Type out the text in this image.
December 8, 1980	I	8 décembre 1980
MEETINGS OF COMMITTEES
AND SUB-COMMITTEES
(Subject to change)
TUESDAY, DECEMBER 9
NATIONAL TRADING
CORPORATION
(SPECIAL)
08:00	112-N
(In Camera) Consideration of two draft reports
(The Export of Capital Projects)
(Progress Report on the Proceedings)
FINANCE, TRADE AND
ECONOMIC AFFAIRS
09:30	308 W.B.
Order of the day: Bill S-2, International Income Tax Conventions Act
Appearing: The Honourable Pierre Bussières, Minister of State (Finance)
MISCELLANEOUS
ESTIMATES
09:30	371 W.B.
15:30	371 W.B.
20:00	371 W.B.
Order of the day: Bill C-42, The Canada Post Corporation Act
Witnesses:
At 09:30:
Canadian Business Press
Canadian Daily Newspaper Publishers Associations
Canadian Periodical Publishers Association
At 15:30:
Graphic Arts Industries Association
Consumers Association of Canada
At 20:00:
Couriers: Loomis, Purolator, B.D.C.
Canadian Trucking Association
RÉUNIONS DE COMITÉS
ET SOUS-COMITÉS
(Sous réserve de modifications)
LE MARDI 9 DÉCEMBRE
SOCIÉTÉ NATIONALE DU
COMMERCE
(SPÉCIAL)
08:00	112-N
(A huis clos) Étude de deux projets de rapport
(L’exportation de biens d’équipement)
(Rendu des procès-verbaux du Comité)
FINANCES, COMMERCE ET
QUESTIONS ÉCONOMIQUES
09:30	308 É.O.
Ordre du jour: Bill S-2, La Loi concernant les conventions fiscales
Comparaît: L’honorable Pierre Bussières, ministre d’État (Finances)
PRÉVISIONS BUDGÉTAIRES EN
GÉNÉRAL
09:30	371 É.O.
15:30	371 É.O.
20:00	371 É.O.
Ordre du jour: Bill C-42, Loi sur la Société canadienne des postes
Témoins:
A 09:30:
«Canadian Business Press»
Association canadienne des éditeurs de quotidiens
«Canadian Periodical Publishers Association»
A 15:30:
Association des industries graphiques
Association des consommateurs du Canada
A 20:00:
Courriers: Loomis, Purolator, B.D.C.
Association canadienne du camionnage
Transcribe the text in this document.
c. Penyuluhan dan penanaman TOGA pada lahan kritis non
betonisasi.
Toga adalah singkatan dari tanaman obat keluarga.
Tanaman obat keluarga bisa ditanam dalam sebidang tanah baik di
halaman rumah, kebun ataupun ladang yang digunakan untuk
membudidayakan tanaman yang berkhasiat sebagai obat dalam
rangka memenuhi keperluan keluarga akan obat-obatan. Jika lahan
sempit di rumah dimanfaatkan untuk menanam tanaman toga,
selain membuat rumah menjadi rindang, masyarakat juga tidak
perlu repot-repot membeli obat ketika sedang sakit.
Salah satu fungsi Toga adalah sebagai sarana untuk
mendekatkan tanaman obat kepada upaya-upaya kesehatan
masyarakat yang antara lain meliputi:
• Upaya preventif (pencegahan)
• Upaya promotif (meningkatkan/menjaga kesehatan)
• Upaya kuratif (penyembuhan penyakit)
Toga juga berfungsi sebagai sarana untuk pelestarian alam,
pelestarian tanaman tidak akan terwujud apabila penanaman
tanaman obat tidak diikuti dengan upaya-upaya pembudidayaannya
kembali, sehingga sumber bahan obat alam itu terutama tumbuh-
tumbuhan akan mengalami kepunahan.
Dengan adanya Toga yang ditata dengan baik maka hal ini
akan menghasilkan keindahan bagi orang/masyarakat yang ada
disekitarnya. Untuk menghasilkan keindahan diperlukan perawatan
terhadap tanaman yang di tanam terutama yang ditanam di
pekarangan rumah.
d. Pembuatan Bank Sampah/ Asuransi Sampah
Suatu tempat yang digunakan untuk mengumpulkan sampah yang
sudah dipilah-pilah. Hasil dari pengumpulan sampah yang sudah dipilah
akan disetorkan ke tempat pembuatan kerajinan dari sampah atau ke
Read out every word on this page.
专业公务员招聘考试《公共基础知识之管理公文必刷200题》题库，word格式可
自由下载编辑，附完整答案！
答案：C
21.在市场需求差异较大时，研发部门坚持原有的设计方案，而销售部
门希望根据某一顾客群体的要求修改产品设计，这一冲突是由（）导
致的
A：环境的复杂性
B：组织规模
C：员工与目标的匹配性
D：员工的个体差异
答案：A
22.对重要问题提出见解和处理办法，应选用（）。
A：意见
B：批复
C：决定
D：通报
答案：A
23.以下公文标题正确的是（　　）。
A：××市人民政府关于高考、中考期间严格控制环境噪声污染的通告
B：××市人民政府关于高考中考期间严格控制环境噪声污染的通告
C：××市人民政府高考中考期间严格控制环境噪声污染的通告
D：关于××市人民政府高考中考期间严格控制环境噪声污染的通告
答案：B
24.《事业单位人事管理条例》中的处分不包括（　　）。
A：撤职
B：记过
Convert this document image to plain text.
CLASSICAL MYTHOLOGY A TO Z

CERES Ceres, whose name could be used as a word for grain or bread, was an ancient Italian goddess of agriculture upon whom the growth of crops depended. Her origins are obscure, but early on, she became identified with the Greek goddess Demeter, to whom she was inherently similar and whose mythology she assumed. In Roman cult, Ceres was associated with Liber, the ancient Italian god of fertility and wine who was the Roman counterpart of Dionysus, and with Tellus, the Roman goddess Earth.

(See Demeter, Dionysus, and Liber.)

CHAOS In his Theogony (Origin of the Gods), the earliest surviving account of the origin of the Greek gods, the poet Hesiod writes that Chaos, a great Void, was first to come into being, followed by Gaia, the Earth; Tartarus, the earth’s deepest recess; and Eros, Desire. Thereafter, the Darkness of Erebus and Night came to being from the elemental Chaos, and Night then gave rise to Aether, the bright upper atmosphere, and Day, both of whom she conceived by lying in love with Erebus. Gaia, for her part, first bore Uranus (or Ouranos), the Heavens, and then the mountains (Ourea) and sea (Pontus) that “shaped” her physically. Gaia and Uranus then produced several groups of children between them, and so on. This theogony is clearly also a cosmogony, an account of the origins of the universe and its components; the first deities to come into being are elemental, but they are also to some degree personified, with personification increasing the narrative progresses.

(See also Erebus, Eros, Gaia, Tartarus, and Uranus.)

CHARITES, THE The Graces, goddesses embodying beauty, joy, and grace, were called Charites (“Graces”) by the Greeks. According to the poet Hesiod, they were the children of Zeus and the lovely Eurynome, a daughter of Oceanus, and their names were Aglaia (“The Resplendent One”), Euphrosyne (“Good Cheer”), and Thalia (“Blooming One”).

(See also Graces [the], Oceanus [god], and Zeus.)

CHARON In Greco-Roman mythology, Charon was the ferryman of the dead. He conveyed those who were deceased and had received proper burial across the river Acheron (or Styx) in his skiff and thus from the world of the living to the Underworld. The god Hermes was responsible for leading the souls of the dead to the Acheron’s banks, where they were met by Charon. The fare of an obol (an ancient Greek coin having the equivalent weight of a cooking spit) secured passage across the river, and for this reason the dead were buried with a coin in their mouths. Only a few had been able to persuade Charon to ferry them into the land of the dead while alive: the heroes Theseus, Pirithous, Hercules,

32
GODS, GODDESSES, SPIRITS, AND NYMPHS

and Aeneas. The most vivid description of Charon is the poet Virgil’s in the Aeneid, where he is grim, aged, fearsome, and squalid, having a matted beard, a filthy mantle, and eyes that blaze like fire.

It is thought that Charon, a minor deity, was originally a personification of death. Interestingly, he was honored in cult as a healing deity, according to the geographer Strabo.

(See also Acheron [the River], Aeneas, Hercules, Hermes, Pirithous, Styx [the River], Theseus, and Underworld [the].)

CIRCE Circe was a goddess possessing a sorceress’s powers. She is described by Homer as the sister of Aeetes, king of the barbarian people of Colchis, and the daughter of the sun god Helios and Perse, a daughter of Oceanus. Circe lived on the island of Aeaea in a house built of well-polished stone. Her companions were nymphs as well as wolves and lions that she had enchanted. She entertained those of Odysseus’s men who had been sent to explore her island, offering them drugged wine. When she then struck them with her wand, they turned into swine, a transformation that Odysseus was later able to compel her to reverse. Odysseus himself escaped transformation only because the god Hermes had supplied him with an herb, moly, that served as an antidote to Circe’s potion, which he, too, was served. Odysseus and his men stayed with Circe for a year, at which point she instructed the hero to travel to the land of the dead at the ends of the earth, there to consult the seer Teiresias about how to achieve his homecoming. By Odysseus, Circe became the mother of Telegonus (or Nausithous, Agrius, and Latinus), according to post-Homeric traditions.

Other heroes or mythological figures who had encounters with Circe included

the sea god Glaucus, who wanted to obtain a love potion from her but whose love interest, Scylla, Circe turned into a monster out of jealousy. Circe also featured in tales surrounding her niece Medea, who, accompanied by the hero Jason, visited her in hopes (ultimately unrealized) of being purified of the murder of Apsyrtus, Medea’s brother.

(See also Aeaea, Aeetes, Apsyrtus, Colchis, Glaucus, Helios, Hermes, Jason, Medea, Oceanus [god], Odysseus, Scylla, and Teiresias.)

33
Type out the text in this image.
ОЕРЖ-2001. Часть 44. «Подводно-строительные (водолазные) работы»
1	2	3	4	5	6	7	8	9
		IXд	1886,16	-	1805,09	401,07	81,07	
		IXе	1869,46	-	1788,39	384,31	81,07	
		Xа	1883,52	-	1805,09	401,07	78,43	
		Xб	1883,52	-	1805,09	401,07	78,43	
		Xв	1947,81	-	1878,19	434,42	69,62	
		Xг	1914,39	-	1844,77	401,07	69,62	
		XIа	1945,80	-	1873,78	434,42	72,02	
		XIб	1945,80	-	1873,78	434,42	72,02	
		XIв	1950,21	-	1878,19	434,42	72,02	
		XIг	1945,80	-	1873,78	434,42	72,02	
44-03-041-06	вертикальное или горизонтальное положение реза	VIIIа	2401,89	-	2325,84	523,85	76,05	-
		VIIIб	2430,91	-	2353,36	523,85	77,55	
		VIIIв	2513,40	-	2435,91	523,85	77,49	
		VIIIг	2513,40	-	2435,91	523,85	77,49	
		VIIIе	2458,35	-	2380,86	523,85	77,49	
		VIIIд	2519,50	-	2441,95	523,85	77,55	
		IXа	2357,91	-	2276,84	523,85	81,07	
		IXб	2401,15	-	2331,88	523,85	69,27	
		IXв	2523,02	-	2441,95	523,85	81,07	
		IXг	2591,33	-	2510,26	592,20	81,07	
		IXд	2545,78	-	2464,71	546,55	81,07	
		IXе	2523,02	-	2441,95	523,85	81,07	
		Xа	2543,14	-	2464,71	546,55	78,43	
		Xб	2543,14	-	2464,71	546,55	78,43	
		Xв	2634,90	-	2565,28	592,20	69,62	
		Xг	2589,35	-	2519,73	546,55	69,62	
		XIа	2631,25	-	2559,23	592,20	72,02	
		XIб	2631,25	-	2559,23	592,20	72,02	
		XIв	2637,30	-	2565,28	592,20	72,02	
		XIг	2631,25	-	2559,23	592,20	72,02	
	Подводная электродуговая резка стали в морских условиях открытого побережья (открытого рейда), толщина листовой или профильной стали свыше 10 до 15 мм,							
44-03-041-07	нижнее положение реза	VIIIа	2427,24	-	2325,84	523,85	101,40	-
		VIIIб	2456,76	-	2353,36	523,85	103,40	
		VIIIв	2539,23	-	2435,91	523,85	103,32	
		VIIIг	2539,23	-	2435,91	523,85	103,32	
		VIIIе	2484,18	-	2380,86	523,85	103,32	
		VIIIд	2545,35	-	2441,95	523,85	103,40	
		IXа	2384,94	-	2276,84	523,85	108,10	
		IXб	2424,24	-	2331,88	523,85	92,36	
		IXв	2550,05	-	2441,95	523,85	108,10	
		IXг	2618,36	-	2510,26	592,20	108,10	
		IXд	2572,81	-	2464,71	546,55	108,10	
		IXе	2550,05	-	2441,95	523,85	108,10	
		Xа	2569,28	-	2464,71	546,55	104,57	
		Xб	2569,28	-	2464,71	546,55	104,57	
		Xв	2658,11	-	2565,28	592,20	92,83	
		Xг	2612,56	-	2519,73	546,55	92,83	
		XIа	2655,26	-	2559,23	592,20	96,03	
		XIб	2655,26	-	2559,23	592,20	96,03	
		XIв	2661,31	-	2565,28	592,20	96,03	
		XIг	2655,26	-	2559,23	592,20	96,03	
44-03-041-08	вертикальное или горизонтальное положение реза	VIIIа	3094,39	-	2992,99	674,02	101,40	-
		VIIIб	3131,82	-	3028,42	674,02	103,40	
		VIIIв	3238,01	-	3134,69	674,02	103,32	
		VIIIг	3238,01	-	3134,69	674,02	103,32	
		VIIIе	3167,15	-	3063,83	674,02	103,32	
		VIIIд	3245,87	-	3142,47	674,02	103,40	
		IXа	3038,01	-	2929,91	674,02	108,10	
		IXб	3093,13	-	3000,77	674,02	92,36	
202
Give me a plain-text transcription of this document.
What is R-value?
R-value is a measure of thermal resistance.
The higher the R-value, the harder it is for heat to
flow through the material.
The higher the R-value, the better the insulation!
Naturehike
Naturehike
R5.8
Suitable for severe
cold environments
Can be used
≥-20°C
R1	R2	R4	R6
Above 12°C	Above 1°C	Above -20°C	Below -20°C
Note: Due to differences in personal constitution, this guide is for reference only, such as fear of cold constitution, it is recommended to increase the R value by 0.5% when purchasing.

━━━

WORK INSTRUCTIONS
Take every line from the data above that holds "Underworld" and copy it out.

EXPECTED ANSWER
CHARON In Greco-Roman mythology, Charon was the ferryman of the dead. He conveyed those who were deceased and had received proper burial across the river Acheron (or Styx) in his skiff and thus from the world of the living to the Underworld. The god Hermes was responsible for leading the souls of the dead to the Acheron’s banks, where they were met by Charon. The fare of an obol (an ancient Greek coin having the equivalent weight of a cooking spit) secured passage across the river, and for this reason the dead were buried with a coin in their mouths. Only a few had been able to persuade Charon to ferry them into the land of the dead while alive: the heroes Theseus, Pirithous, Hercules,
(See also Acheron [the River], Aeneas, Hercules, Hermes, Pirithous, Styx [the River], Theseus, and Underworld [the].)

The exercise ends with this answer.